**Problem description:** Reproduce all records exactly.

**Data listing:**

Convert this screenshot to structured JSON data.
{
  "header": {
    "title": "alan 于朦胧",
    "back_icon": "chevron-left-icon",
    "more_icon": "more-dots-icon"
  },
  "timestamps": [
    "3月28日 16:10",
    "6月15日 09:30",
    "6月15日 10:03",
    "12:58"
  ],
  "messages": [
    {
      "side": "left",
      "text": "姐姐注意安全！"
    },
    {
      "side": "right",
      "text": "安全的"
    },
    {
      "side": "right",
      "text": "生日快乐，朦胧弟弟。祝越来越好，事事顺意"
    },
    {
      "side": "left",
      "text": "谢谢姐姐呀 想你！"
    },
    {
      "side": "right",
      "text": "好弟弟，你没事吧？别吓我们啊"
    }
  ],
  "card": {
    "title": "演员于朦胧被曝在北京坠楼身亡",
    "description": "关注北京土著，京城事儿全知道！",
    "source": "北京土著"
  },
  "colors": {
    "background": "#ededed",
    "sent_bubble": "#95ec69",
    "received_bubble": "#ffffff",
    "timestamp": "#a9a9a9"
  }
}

**Output below:**
Convert this screenshot to structured JSON data.
{
  "header": {
    "title": "alan 于朦胧",
    "back_icon": "chevron-left-icon",
    "more_icon": "more-dots-icon"
  },
  "timestamps": [
    "3月28日 16:10",
    "6月15日 09:30",
    "6月15日 10:03",
    "12:58"
  ],
  "messages": [
    {
      "side": "left",
      "text": "姐姐注意安全！"
    },
    {
      "side": "right",
      "text": "安全的"
    },
    {
      "side": "right",
      "text": "生日快乐，朦胧弟弟。祝越来越好，事事顺意"
    },
    {
      "side": "left",
      "text": "谢谢姐姐呀 想你！"
    },
    {
      "side": "right",
      "text": "好弟弟，你没事吧？别吓我们啊"
    }
  ],
  "card": {
    "title": "演员于朦胧被曝在北京坠楼身亡",
    "description": "关注北京土著，京城事儿全知道！",
    "source": "北京土著"
  },
  "colors": {
    "background": "#ededed",
    "sent_bubble": "#95ec69",
    "received_bubble": "#ffffff",
    "timestamp": "#a9a9a9"
  }
}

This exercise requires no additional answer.